▶ _DIRECTIONS FOR THIS TASK_: Look through the material below, count the lines containing the word "change", and state only the count.

# Start of SOURCE RECORDS

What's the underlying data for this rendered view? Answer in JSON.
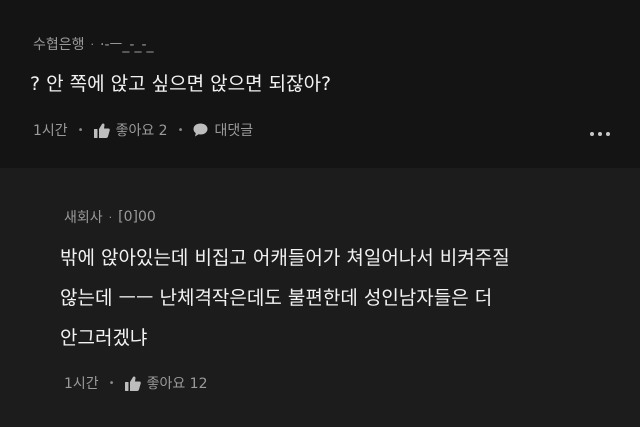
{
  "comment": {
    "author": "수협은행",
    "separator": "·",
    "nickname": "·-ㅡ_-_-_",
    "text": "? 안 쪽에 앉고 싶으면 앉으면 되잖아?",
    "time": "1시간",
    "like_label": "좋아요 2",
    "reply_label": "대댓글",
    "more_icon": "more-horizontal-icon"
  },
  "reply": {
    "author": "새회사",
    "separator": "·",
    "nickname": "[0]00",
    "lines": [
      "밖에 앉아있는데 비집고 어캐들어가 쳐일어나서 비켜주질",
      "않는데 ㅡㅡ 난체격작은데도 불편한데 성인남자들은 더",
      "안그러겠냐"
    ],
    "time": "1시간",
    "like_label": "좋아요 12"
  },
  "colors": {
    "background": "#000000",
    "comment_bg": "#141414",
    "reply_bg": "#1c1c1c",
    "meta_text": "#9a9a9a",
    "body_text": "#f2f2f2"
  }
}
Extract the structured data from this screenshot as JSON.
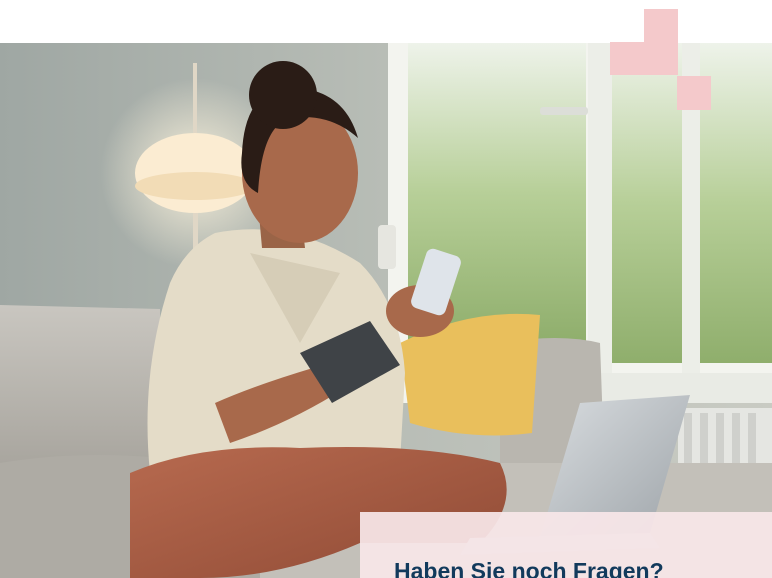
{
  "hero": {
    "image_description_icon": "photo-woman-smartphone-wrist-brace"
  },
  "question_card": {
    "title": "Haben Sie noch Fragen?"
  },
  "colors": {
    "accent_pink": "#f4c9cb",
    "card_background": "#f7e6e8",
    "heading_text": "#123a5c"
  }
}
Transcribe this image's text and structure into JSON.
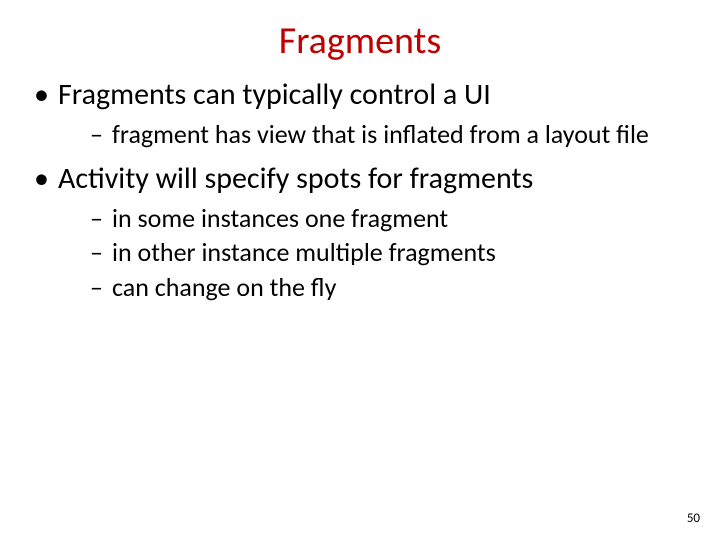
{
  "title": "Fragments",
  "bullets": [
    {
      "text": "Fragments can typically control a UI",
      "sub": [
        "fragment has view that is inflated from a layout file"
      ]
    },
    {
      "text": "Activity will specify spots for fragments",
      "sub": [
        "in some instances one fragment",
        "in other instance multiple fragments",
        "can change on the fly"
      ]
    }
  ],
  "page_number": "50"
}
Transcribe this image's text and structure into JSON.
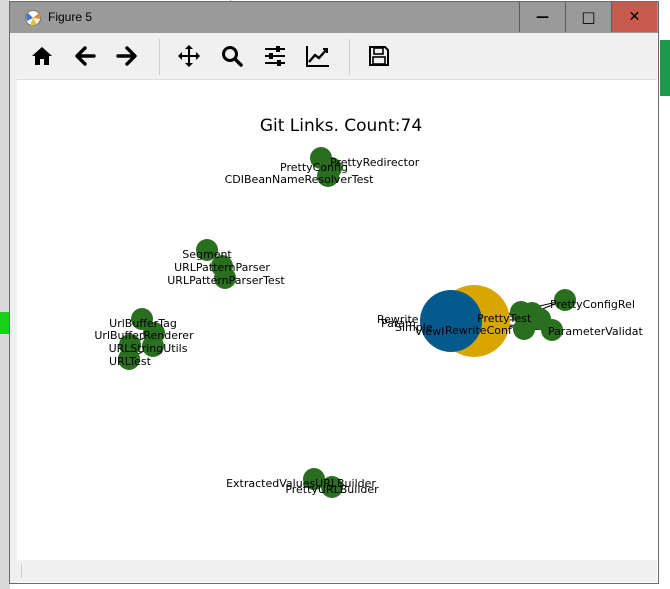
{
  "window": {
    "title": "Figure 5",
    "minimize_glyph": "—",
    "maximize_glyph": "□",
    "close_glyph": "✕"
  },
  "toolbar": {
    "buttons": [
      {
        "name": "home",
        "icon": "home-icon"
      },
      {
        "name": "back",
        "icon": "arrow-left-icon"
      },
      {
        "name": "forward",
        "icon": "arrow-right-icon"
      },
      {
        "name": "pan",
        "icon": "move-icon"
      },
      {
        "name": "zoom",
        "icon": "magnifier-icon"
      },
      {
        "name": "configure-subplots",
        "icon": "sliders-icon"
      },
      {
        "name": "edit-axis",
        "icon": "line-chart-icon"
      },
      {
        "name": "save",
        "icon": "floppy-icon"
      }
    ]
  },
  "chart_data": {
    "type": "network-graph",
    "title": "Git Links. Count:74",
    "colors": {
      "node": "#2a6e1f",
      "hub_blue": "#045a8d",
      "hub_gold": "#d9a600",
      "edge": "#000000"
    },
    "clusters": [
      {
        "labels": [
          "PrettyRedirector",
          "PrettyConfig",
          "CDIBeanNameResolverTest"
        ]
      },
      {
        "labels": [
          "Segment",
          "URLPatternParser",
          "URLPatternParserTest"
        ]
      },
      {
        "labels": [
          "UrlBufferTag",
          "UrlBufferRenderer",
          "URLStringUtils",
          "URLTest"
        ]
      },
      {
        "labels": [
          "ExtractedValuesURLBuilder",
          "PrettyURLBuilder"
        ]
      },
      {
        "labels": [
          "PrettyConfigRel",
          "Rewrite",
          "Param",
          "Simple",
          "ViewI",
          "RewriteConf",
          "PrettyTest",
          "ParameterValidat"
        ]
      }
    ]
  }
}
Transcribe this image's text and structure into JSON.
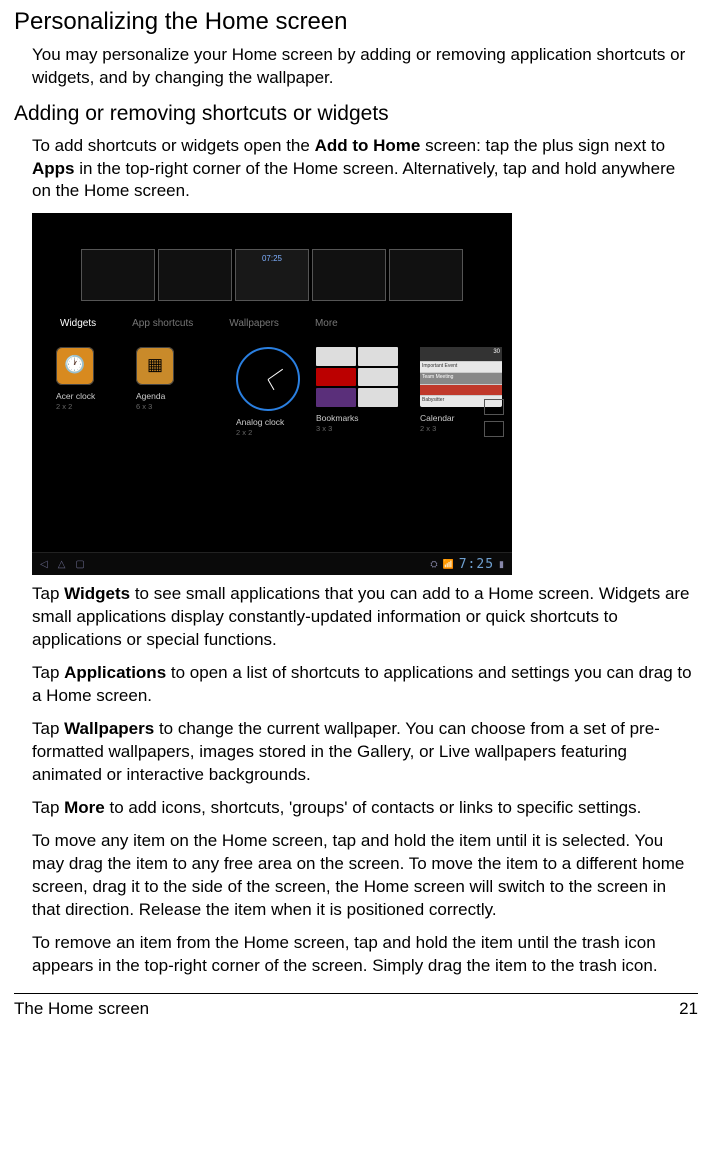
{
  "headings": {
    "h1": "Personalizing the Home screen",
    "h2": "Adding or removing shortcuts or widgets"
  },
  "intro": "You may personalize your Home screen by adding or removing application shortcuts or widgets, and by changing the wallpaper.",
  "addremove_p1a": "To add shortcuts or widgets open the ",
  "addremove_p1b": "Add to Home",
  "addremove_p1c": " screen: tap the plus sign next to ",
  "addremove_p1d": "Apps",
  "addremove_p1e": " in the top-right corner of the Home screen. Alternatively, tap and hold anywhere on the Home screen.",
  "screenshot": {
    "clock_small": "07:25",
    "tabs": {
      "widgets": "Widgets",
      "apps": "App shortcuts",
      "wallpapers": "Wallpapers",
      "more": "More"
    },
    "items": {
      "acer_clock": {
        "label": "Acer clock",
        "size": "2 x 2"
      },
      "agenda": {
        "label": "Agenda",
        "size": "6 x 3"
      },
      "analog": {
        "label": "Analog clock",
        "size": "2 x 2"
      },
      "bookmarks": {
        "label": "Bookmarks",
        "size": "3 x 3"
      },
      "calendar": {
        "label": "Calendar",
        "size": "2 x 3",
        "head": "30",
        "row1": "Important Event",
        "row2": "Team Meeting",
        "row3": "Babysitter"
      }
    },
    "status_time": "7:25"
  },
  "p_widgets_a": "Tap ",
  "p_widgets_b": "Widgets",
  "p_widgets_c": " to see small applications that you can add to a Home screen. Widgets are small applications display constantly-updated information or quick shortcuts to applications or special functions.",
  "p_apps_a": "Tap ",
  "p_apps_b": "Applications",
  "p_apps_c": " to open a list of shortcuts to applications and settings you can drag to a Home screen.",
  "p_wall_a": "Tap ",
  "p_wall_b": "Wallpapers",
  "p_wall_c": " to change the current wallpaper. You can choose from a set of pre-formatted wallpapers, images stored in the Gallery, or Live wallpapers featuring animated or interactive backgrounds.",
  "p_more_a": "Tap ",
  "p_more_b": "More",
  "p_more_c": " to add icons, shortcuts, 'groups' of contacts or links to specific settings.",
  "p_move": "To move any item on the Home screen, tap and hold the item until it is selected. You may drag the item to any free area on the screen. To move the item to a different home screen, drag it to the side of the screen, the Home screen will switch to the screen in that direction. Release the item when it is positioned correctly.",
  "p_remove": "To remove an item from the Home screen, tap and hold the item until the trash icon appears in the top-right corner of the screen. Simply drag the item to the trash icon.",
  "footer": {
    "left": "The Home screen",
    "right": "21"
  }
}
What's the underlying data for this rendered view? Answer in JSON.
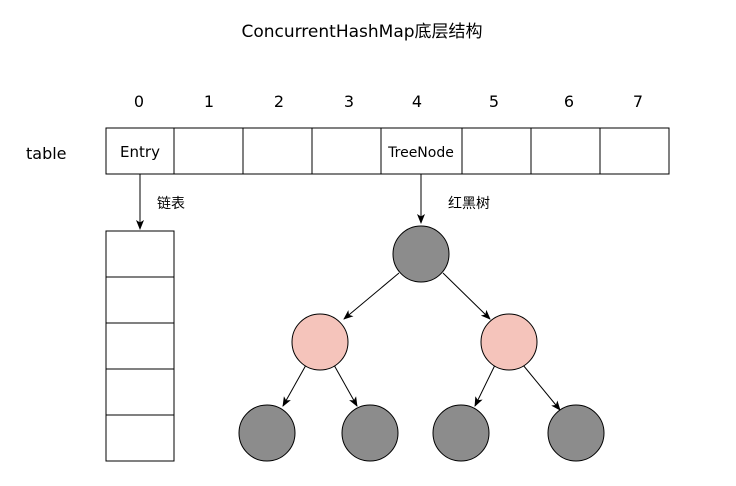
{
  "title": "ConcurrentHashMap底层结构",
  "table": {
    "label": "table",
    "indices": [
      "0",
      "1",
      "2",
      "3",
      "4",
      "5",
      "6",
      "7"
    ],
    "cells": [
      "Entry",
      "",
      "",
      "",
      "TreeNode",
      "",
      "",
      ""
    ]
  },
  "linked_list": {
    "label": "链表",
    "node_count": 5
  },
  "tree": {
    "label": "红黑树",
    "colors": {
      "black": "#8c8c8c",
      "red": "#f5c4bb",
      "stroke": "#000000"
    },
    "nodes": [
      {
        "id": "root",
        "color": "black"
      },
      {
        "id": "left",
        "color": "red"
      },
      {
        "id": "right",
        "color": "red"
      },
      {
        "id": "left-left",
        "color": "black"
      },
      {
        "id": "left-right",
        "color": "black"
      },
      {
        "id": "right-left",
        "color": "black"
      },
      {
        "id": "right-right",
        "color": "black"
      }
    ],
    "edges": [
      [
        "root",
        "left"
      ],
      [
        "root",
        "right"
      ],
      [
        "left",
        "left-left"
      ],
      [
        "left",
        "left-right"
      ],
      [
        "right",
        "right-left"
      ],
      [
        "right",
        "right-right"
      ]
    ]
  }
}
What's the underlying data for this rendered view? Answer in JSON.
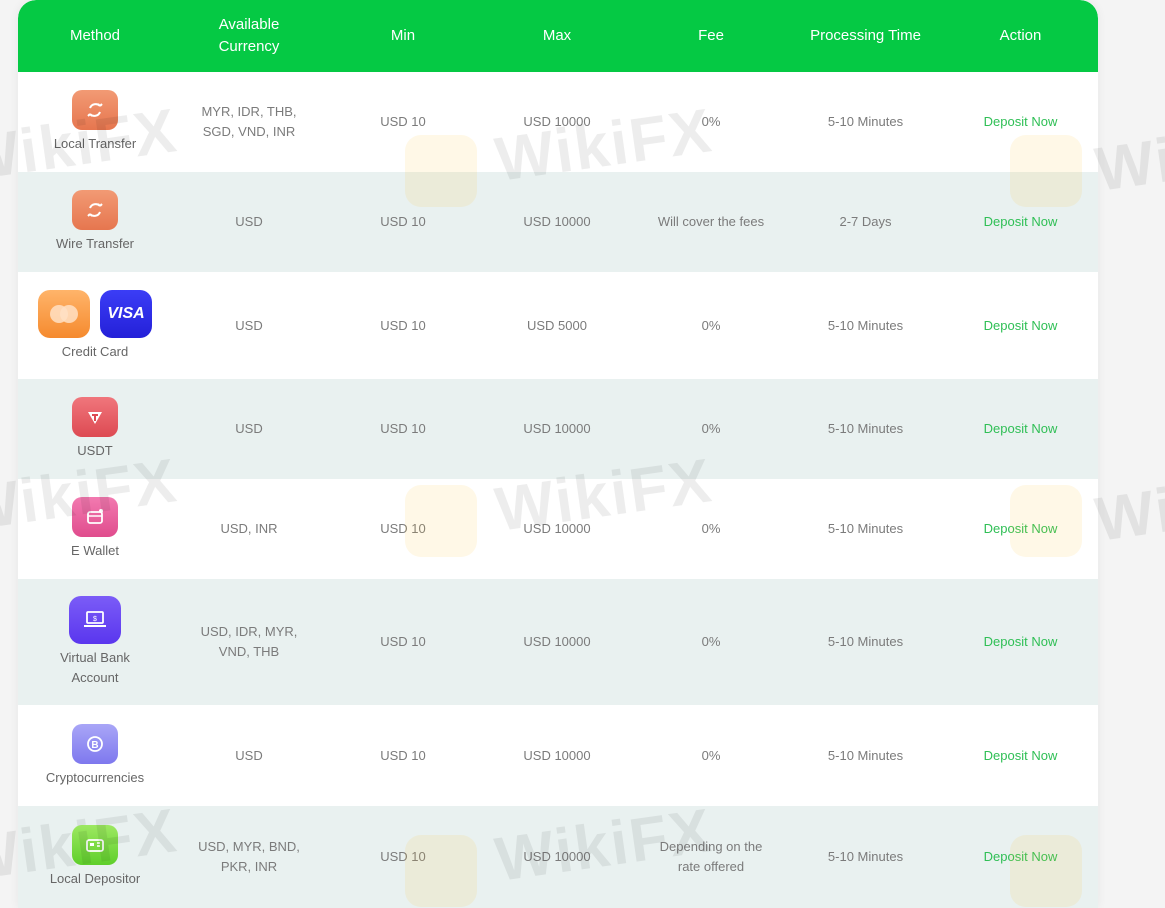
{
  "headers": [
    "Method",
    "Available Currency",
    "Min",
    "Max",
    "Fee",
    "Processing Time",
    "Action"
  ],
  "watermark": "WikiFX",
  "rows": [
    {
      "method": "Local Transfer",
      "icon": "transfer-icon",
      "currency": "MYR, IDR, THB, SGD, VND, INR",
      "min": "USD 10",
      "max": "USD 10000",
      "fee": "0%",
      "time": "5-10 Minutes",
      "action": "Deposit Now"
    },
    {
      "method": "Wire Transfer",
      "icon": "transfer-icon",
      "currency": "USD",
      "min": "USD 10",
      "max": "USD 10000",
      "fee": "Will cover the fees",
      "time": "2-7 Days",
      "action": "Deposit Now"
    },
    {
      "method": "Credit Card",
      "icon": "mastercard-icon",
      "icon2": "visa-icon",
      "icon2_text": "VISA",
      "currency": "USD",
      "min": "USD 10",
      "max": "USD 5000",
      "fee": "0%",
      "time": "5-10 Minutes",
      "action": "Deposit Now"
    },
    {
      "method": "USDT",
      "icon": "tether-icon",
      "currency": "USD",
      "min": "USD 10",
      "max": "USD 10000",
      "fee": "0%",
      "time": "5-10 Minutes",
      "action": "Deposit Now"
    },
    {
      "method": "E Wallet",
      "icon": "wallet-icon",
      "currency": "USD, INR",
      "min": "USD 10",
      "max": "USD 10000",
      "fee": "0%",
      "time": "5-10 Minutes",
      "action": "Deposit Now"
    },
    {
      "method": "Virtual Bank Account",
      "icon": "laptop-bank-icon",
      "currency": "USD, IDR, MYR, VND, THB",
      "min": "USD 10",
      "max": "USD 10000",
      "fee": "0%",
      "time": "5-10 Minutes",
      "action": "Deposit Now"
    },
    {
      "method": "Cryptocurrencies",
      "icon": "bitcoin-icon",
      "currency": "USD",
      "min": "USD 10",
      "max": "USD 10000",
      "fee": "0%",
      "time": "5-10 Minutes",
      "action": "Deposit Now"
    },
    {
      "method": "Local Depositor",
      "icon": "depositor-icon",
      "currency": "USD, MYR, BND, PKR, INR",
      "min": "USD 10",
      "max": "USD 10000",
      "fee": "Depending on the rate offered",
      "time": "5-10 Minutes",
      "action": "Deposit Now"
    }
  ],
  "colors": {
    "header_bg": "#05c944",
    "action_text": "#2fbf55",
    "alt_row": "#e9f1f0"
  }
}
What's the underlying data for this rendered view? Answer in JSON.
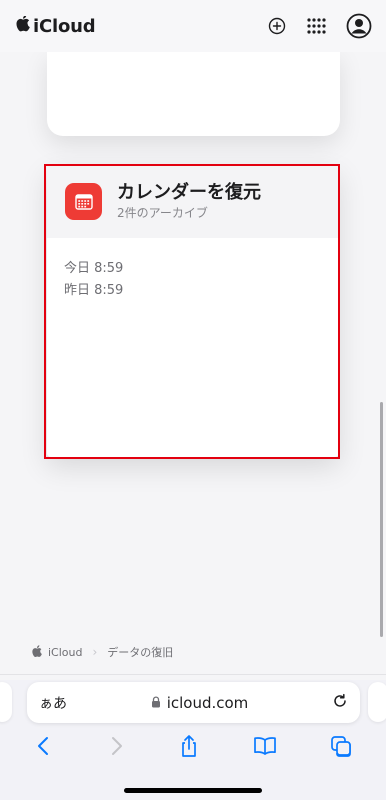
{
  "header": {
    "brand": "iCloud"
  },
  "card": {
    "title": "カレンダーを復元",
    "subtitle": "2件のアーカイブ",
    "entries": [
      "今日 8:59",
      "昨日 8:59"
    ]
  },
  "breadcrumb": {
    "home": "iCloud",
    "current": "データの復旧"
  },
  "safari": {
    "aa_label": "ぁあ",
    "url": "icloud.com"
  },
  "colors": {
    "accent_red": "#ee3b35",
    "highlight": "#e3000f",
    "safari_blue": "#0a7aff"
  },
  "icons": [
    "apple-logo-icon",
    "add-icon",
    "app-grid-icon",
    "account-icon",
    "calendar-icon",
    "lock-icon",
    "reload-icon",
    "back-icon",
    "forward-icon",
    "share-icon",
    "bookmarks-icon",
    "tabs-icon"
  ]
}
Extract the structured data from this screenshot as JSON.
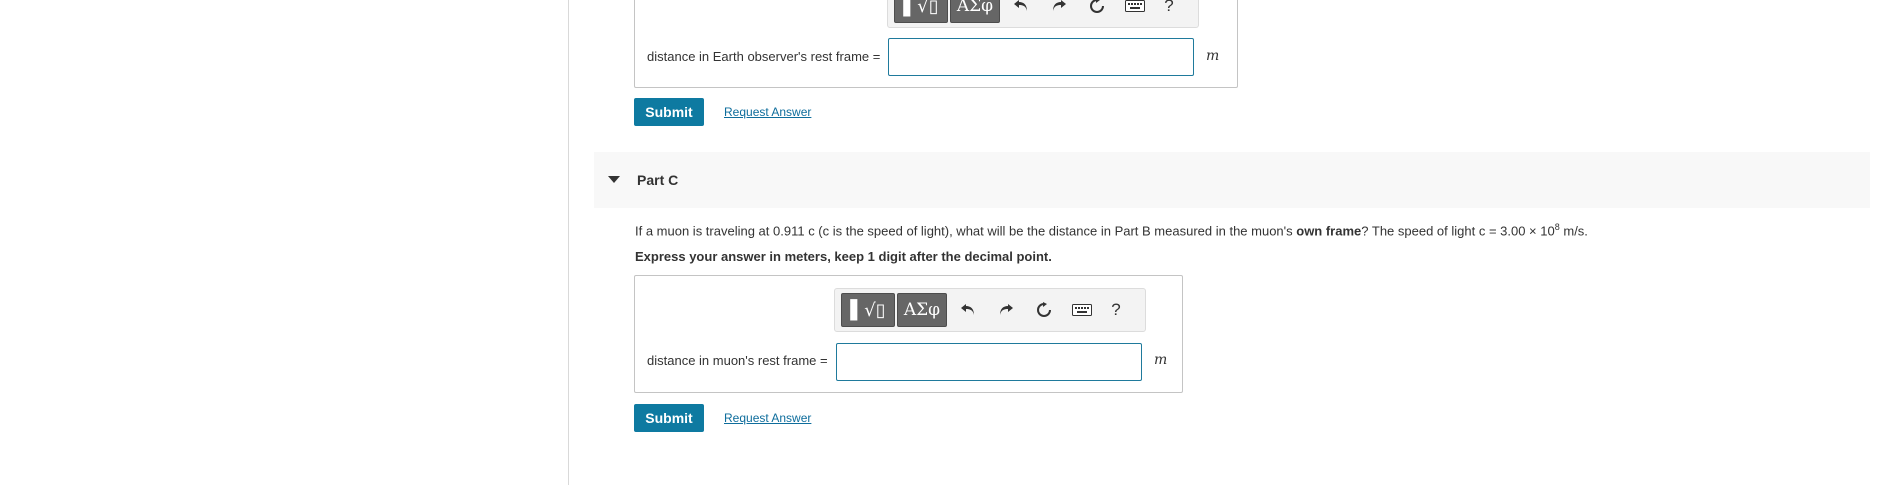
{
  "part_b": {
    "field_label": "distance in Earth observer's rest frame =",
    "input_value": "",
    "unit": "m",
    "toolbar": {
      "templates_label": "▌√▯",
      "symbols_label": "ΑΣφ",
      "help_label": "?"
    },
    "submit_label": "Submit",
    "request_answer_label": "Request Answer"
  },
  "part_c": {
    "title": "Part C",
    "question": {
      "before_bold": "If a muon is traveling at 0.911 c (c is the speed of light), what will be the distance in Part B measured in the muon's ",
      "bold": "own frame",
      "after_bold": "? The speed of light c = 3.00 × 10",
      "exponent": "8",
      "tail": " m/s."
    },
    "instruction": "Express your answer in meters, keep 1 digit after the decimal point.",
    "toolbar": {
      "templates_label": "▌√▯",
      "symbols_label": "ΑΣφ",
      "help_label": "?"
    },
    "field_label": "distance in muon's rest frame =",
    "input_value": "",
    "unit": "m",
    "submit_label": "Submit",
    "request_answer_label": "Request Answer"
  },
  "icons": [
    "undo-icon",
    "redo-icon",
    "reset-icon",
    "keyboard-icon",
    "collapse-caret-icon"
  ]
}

# End of SOURCE RECORDS

▶ _WRITTEN RESPONSE_: 2